Every record should be written out exactly, with the pictures left out.

******

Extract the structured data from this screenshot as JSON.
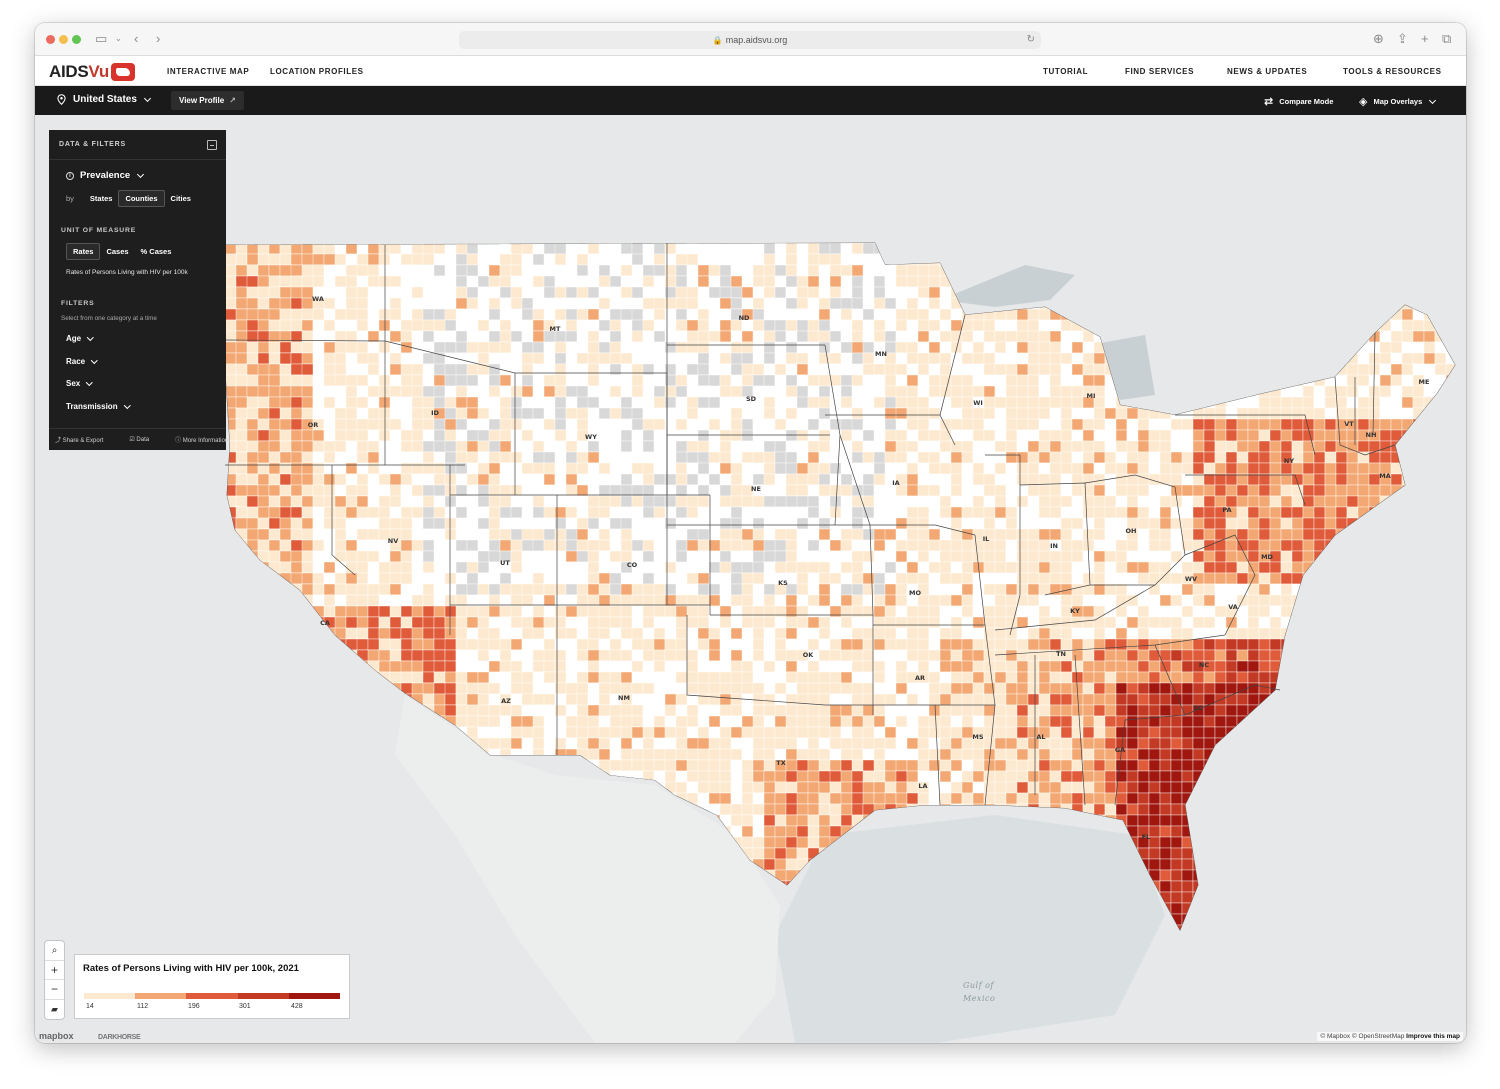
{
  "browser": {
    "url": "map.aidsvu.org",
    "traffic_colors": [
      "#ec6a5e",
      "#f4bf4f",
      "#61c554"
    ]
  },
  "site_nav": {
    "logo_text_a": "AIDS",
    "logo_text_b": "Vu",
    "left_links": [
      "INTERACTIVE MAP",
      "LOCATION PROFILES"
    ],
    "right_links": [
      "TUTORIAL",
      "FIND SERVICES",
      "NEWS & UPDATES",
      "TOOLS & RESOURCES"
    ]
  },
  "map_bar": {
    "location": "United States",
    "view_profile": "View Profile",
    "compare_mode": "Compare Mode",
    "map_overlays": "Map Overlays"
  },
  "panel": {
    "title": "DATA & FILTERS",
    "metric": "Prevalence",
    "by_label": "by",
    "geo_options": [
      "States",
      "Counties",
      "Cities"
    ],
    "geo_selected": "Counties",
    "unit_title": "UNIT OF MEASURE",
    "unit_options": [
      "Rates",
      "Cases",
      "% Cases"
    ],
    "unit_selected": "Rates",
    "unit_description": "Rates of Persons Living with HIV per 100k",
    "filters_title": "FILTERS",
    "filters_note": "Select from one category at a time",
    "filters": [
      "Age",
      "Race",
      "Sex",
      "Transmission"
    ],
    "footer": [
      "Share & Export",
      "Data",
      "More Information"
    ]
  },
  "legend": {
    "title": "Rates of Persons Living with HIV per 100k, 2021",
    "colors": [
      "#fde9cf",
      "#f3a874",
      "#e05b3a",
      "#c23a23",
      "#a0170f"
    ],
    "ticks": [
      "14",
      "112",
      "196",
      "301",
      "428"
    ]
  },
  "map": {
    "state_labels": [
      "WA",
      "OR",
      "CA",
      "NV",
      "ID",
      "MT",
      "WY",
      "UT",
      "AZ",
      "CO",
      "NM",
      "ND",
      "SD",
      "NE",
      "KS",
      "OK",
      "TX",
      "MN",
      "IA",
      "MO",
      "AR",
      "LA",
      "WI",
      "IL",
      "MS",
      "AL",
      "MI",
      "IN",
      "KY",
      "TN",
      "GA",
      "FL",
      "OH",
      "WV",
      "VA",
      "NC",
      "SC",
      "PA",
      "NY",
      "VT",
      "NH",
      "ME",
      "MA",
      "MD"
    ],
    "gulf_label_1": "Gulf of",
    "gulf_label_2": "Mexico",
    "attribution_a": "© Mapbox © OpenStreetMap",
    "attribution_b": "Improve this map",
    "mapbox_label": "mapbox",
    "darkhorse_label": "DARKHORSE"
  },
  "zoom_controls": [
    "search-icon",
    "zoom-in-icon",
    "zoom-out-icon",
    "us-shape-icon"
  ]
}
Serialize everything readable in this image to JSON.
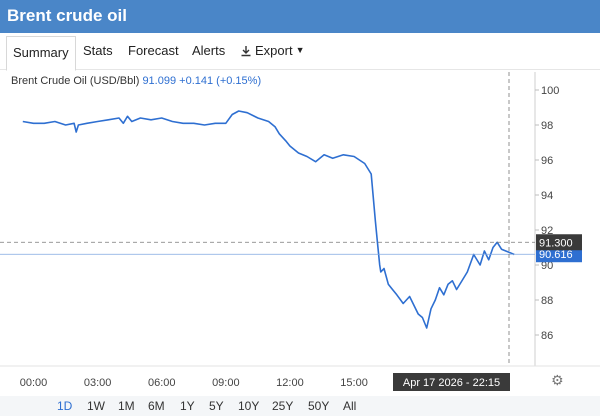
{
  "header": {
    "title": "Brent crude oil"
  },
  "tabs": [
    {
      "label": "Summary",
      "active": true
    },
    {
      "label": "Stats"
    },
    {
      "label": "Forecast"
    },
    {
      "label": "Alerts"
    },
    {
      "label": "Export"
    }
  ],
  "subtitle": {
    "name": "Brent Crude Oil (USD/Bbl)",
    "price": "91.099",
    "change": "+0.141",
    "change_pct": "(+0.15%)"
  },
  "ranges": [
    "1D",
    "1W",
    "1M",
    "6M",
    "1Y",
    "5Y",
    "10Y",
    "25Y",
    "50Y",
    "All"
  ],
  "active_range": "1D",
  "chart_data": {
    "type": "line",
    "x_tick_labels": [
      "00:00",
      "03:00",
      "06:00",
      "09:00",
      "12:00",
      "15:00"
    ],
    "x_tick_hours": [
      0,
      3,
      6,
      9,
      12,
      15
    ],
    "y_tick_labels": [
      "86",
      "88",
      "90",
      "92",
      "94",
      "96",
      "98",
      "100"
    ],
    "y_ticks": [
      86,
      88,
      90,
      92,
      94,
      96,
      98,
      100
    ],
    "ylim": [
      84.8,
      101
    ],
    "xlim_hours": [
      -0.6,
      22.35
    ],
    "cursor_label": "Apr 17 2026 - 22:15",
    "crosshair_price": "91.300",
    "current_price": "90.616",
    "crosshair_value": 91.3,
    "current_value": 90.616,
    "cursor_hour": 22.25,
    "series": [
      {
        "x": [
          -0.5,
          0,
          0.5,
          1,
          1.5,
          1.9,
          2,
          2.1,
          2.5,
          3,
          3.5,
          4,
          4.2,
          4.4,
          4.6,
          5,
          5.5,
          6,
          6.5,
          7,
          7.5,
          8,
          8.5,
          9,
          9.3,
          9.6,
          10,
          10.5,
          11,
          11.3,
          11.5,
          11.8,
          12,
          12.4,
          12.8,
          13.2,
          13.6,
          14,
          14.5,
          15,
          15.5,
          15.8,
          16,
          16.1,
          16.2,
          16.25,
          16.4,
          16.6,
          16.8,
          17,
          17.3,
          17.6,
          18,
          18.2,
          18.4,
          18.6,
          18.8,
          19,
          19.2,
          19.4,
          19.6,
          19.8,
          20,
          20.3,
          20.6,
          20.9,
          21.1,
          21.3,
          21.5,
          21.7,
          21.9,
          22.1,
          22.3,
          22.5
        ],
        "y": [
          98.2,
          98.1,
          98.1,
          98.2,
          98.0,
          98.1,
          97.6,
          98.0,
          98.1,
          98.2,
          98.3,
          98.4,
          98.1,
          98.5,
          98.2,
          98.4,
          98.3,
          98.4,
          98.2,
          98.1,
          98.1,
          98.0,
          98.1,
          98.1,
          98.6,
          98.8,
          98.7,
          98.4,
          98.2,
          97.9,
          97.5,
          97.1,
          96.8,
          96.4,
          96.2,
          95.9,
          96.3,
          96.1,
          96.3,
          96.2,
          95.8,
          95.2,
          92.5,
          91.2,
          90.0,
          89.6,
          89.8,
          88.9,
          88.6,
          88.3,
          87.8,
          88.2,
          87.2,
          87.0,
          86.4,
          87.5,
          88.0,
          88.7,
          88.3,
          88.9,
          89.1,
          88.6,
          89.0,
          89.6,
          90.6,
          90.0,
          90.8,
          90.3,
          91.0,
          91.3,
          90.9,
          90.8,
          90.7,
          90.6
        ]
      }
    ]
  },
  "colors": {
    "header_bg": "#4a86c8",
    "line": "#2e6fd1",
    "accent": "#2e6fd1",
    "cursor_box": "#3a3a3a"
  }
}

******

Correct result:
Extract the structured data from this screenshot as JSON.
{
  "browser": {
    "url": "map.aidsvu.org",
    "traffic_colors": [
      "#ec6a5e",
      "#f4bf4f",
      "#61c554"
    ]
  },
  "site_nav": {
    "logo_text_a": "AIDS",
    "logo_text_b": "Vu",
    "left_links": [
      "INTERACTIVE MAP",
      "LOCATION PROFILES"
    ],
    "right_links": [
      "TUTORIAL",
      "FIND SERVICES",
      "NEWS & UPDATES",
      "TOOLS & RESOURCES"
    ]
  },
  "map_bar": {
    "location": "United States",
    "view_profile": "View Profile",
    "compare_mode": "Compare Mode",
    "map_overlays": "Map Overlays"
  },
  "panel": {
    "title": "DATA & FILTERS",
    "metric": "Prevalence",
    "by_label": "by",
    "geo_options": [
      "States",
      "Counties",
      "Cities"
    ],
    "geo_selected": "Counties",
    "unit_title": "UNIT OF MEASURE",
    "unit_options": [
      "Rates",
      "Cases",
      "% Cases"
    ],
    "unit_selected": "Rates",
    "unit_description": "Rates of Persons Living with HIV per 100k",
    "filters_title": "FILTERS",
    "filters_note": "Select from one category at a time",
    "filters": [
      "Age",
      "Race",
      "Sex",
      "Transmission"
    ],
    "footer": [
      "Share & Export",
      "Data",
      "More Information"
    ]
  },
  "legend": {
    "title": "Rates of Persons Living with HIV per 100k, 2021",
    "colors": [
      "#fde9cf",
      "#f3a874",
      "#e05b3a",
      "#c23a23",
      "#a0170f"
    ],
    "ticks": [
      "14",
      "112",
      "196",
      "301",
      "428"
    ]
  },
  "map": {
    "state_labels": [
      "WA",
      "OR",
      "CA",
      "NV",
      "ID",
      "MT",
      "WY",
      "UT",
      "AZ",
      "CO",
      "NM",
      "ND",
      "SD",
      "NE",
      "KS",
      "OK",
      "TX",
      "MN",
      "IA",
      "MO",
      "AR",
      "LA",
      "WI",
      "IL",
      "MS",
      "AL",
      "MI",
      "IN",
      "KY",
      "TN",
      "GA",
      "FL",
      "OH",
      "WV",
      "VA",
      "NC",
      "SC",
      "PA",
      "NY",
      "VT",
      "NH",
      "ME",
      "MA",
      "MD"
    ],
    "gulf_label_1": "Gulf of",
    "gulf_label_2": "Mexico",
    "attribution_a": "© Mapbox © OpenStreetMap",
    "attribution_b": "Improve this map",
    "mapbox_label": "mapbox",
    "darkhorse_label": "DARKHORSE"
  },
  "zoom_controls": [
    "search-icon",
    "zoom-in-icon",
    "zoom-out-icon",
    "us-shape-icon"
  ]
}
Serialize everything readable in this image to JSON.
{
  "header": {
    "title": "Brent crude oil"
  },
  "tabs": [
    {
      "label": "Summary",
      "active": true
    },
    {
      "label": "Stats"
    },
    {
      "label": "Forecast"
    },
    {
      "label": "Alerts"
    },
    {
      "label": "Export"
    }
  ],
  "subtitle": {
    "name": "Brent Crude Oil (USD/Bbl)",
    "price": "91.099",
    "change": "+0.141",
    "change_pct": "(+0.15%)"
  },
  "ranges": [
    "1D",
    "1W",
    "1M",
    "6M",
    "1Y",
    "5Y",
    "10Y",
    "25Y",
    "50Y",
    "All"
  ],
  "active_range": "1D",
  "chart_data": {
    "type": "line",
    "x_tick_labels": [
      "00:00",
      "03:00",
      "06:00",
      "09:00",
      "12:00",
      "15:00"
    ],
    "x_tick_hours": [
      0,
      3,
      6,
      9,
      12,
      15
    ],
    "y_tick_labels": [
      "86",
      "88",
      "90",
      "92",
      "94",
      "96",
      "98",
      "100"
    ],
    "y_ticks": [
      86,
      88,
      90,
      92,
      94,
      96,
      98,
      100
    ],
    "ylim": [
      84.8,
      101
    ],
    "xlim_hours": [
      -0.6,
      22.35
    ],
    "cursor_label": "Apr 17 2026 - 22:15",
    "crosshair_price": "91.300",
    "current_price": "90.616",
    "crosshair_value": 91.3,
    "current_value": 90.616,
    "cursor_hour": 22.25,
    "series": [
      {
        "x": [
          -0.5,
          0,
          0.5,
          1,
          1.5,
          1.9,
          2,
          2.1,
          2.5,
          3,
          3.5,
          4,
          4.2,
          4.4,
          4.6,
          5,
          5.5,
          6,
          6.5,
          7,
          7.5,
          8,
          8.5,
          9,
          9.3,
          9.6,
          10,
          10.5,
          11,
          11.3,
          11.5,
          11.8,
          12,
          12.4,
          12.8,
          13.2,
          13.6,
          14,
          14.5,
          15,
          15.5,
          15.8,
          16,
          16.1,
          16.2,
          16.25,
          16.4,
          16.6,
          16.8,
          17,
          17.3,
          17.6,
          18,
          18.2,
          18.4,
          18.6,
          18.8,
          19,
          19.2,
          19.4,
          19.6,
          19.8,
          20,
          20.3,
          20.6,
          20.9,
          21.1,
          21.3,
          21.5,
          21.7,
          21.9,
          22.1,
          22.3,
          22.5
        ],
        "y": [
          98.2,
          98.1,
          98.1,
          98.2,
          98.0,
          98.1,
          97.6,
          98.0,
          98.1,
          98.2,
          98.3,
          98.4,
          98.1,
          98.5,
          98.2,
          98.4,
          98.3,
          98.4,
          98.2,
          98.1,
          98.1,
          98.0,
          98.1,
          98.1,
          98.6,
          98.8,
          98.7,
          98.4,
          98.2,
          97.9,
          97.5,
          97.1,
          96.8,
          96.4,
          96.2,
          95.9,
          96.3,
          96.1,
          96.3,
          96.2,
          95.8,
          95.2,
          92.5,
          91.2,
          90.0,
          89.6,
          89.8,
          88.9,
          88.6,
          88.3,
          87.8,
          88.2,
          87.2,
          87.0,
          86.4,
          87.5,
          88.0,
          88.7,
          88.3,
          88.9,
          89.1,
          88.6,
          89.0,
          89.6,
          90.6,
          90.0,
          90.8,
          90.3,
          91.0,
          91.3,
          90.9,
          90.8,
          90.7,
          90.6
        ]
      }
    ]
  },
  "colors": {
    "header_bg": "#4a86c8",
    "line": "#2e6fd1",
    "accent": "#2e6fd1",
    "cursor_box": "#3a3a3a"
  }
}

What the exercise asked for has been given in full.